- [Exercise instructions]
Retype the material below. Keep every word exactly as it is.
--- START Provided records ---
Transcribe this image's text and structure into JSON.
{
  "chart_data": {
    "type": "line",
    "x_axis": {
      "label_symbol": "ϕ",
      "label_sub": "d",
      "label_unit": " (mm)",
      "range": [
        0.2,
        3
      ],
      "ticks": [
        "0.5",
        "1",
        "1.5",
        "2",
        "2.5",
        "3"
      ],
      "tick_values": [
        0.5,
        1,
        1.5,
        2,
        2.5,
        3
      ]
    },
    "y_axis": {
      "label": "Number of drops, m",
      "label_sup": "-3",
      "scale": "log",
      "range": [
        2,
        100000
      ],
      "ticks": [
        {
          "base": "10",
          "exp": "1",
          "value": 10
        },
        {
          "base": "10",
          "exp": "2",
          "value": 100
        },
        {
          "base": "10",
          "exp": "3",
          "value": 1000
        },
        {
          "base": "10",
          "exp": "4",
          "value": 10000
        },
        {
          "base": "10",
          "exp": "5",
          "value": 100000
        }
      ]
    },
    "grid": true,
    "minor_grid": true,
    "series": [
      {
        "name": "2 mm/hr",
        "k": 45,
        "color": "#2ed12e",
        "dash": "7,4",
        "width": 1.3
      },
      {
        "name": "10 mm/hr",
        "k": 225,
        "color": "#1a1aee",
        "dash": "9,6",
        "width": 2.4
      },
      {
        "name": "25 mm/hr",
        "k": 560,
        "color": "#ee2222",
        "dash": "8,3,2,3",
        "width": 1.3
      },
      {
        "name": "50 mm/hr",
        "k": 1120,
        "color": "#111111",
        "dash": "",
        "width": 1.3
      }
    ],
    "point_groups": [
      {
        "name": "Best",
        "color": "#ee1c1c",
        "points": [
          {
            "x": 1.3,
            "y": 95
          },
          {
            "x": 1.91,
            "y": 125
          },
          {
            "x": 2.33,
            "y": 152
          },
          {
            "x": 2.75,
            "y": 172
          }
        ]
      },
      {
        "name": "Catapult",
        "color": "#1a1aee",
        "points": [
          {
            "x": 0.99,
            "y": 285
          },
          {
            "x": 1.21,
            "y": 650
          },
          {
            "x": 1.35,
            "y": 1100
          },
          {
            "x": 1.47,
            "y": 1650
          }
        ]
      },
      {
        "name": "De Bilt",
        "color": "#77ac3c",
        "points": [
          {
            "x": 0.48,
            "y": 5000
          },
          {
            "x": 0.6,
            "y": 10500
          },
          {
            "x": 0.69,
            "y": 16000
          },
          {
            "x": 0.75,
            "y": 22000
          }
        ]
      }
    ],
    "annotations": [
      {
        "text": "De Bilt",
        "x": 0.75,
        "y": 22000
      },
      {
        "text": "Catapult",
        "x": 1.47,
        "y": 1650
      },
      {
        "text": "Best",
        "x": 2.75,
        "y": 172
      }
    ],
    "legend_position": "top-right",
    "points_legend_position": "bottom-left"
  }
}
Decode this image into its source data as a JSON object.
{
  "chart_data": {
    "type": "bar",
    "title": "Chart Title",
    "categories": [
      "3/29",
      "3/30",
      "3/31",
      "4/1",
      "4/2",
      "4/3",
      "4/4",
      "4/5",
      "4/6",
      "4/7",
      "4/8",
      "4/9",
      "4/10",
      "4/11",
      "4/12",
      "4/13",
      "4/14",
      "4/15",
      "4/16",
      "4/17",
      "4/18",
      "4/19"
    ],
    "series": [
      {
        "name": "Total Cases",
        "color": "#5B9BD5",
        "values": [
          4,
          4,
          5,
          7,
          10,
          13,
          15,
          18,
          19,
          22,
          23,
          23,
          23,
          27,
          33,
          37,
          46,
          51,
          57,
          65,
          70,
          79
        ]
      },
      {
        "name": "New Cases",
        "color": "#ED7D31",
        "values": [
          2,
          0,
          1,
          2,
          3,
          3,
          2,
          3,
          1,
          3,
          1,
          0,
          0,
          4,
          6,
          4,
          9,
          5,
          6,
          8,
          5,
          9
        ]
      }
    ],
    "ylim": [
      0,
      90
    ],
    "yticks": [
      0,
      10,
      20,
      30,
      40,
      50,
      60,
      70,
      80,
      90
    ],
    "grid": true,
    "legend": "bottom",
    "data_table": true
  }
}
--- END Provided records ---
- [Output]
Transcribe this image's text and structure into JSON.
{
  "chart_data": {
    "type": "line",
    "x_axis": {
      "label_symbol": "ϕ",
      "label_sub": "d",
      "label_unit": " (mm)",
      "range": [
        0.2,
        3
      ],
      "ticks": [
        "0.5",
        "1",
        "1.5",
        "2",
        "2.5",
        "3"
      ],
      "tick_values": [
        0.5,
        1,
        1.5,
        2,
        2.5,
        3
      ]
    },
    "y_axis": {
      "label": "Number of drops, m",
      "label_sup": "-3",
      "scale": "log",
      "range": [
        2,
        100000
      ],
      "ticks": [
        {
          "base": "10",
          "exp": "1",
          "value": 10
        },
        {
          "base": "10",
          "exp": "2",
          "value": 100
        },
        {
          "base": "10",
          "exp": "3",
          "value": 1000
        },
        {
          "base": "10",
          "exp": "4",
          "value": 10000
        },
        {
          "base": "10",
          "exp": "5",
          "value": 100000
        }
      ]
    },
    "grid": true,
    "minor_grid": true,
    "series": [
      {
        "name": "2 mm/hr",
        "k": 45,
        "color": "#2ed12e",
        "dash": "7,4",
        "width": 1.3
      },
      {
        "name": "10 mm/hr",
        "k": 225,
        "color": "#1a1aee",
        "dash": "9,6",
        "width": 2.4
      },
      {
        "name": "25 mm/hr",
        "k": 560,
        "color": "#ee2222",
        "dash": "8,3,2,3",
        "width": 1.3
      },
      {
        "name": "50 mm/hr",
        "k": 1120,
        "color": "#111111",
        "dash": "",
        "width": 1.3
      }
    ],
    "point_groups": [
      {
        "name": "Best",
        "color": "#ee1c1c",
        "points": [
          {
            "x": 1.3,
            "y": 95
          },
          {
            "x": 1.91,
            "y": 125
          },
          {
            "x": 2.33,
            "y": 152
          },
          {
            "x": 2.75,
            "y": 172
          }
        ]
      },
      {
        "name": "Catapult",
        "color": "#1a1aee",
        "points": [
          {
            "x": 0.99,
            "y": 285
          },
          {
            "x": 1.21,
            "y": 650
          },
          {
            "x": 1.35,
            "y": 1100
          },
          {
            "x": 1.47,
            "y": 1650
          }
        ]
      },
      {
        "name": "De Bilt",
        "color": "#77ac3c",
        "points": [
          {
            "x": 0.48,
            "y": 5000
          },
          {
            "x": 0.6,
            "y": 10500
          },
          {
            "x": 0.69,
            "y": 16000
          },
          {
            "x": 0.75,
            "y": 22000
          }
        ]
      }
    ],
    "annotations": [
      {
        "text": "De Bilt",
        "x": 0.75,
        "y": 22000
      },
      {
        "text": "Catapult",
        "x": 1.47,
        "y": 1650
      },
      {
        "text": "Best",
        "x": 2.75,
        "y": 172
      }
    ],
    "legend_position": "top-right",
    "points_legend_position": "bottom-left"
  }
}
Decode this image into its source data as a JSON object.
{
  "chart_data": {
    "type": "bar",
    "title": "Chart Title",
    "categories": [
      "3/29",
      "3/30",
      "3/31",
      "4/1",
      "4/2",
      "4/3",
      "4/4",
      "4/5",
      "4/6",
      "4/7",
      "4/8",
      "4/9",
      "4/10",
      "4/11",
      "4/12",
      "4/13",
      "4/14",
      "4/15",
      "4/16",
      "4/17",
      "4/18",
      "4/19"
    ],
    "series": [
      {
        "name": "Total Cases",
        "color": "#5B9BD5",
        "values": [
          4,
          4,
          5,
          7,
          10,
          13,
          15,
          18,
          19,
          22,
          23,
          23,
          23,
          27,
          33,
          37,
          46,
          51,
          57,
          65,
          70,
          79
        ]
      },
      {
        "name": "New Cases",
        "color": "#ED7D31",
        "values": [
          2,
          0,
          1,
          2,
          3,
          3,
          2,
          3,
          1,
          3,
          1,
          0,
          0,
          4,
          6,
          4,
          9,
          5,
          6,
          8,
          5,
          9
        ]
      }
    ],
    "ylim": [
      0,
      90
    ],
    "yticks": [
      0,
      10,
      20,
      30,
      40,
      50,
      60,
      70,
      80,
      90
    ],
    "grid": true,
    "legend": "bottom",
    "data_table": true
  }
}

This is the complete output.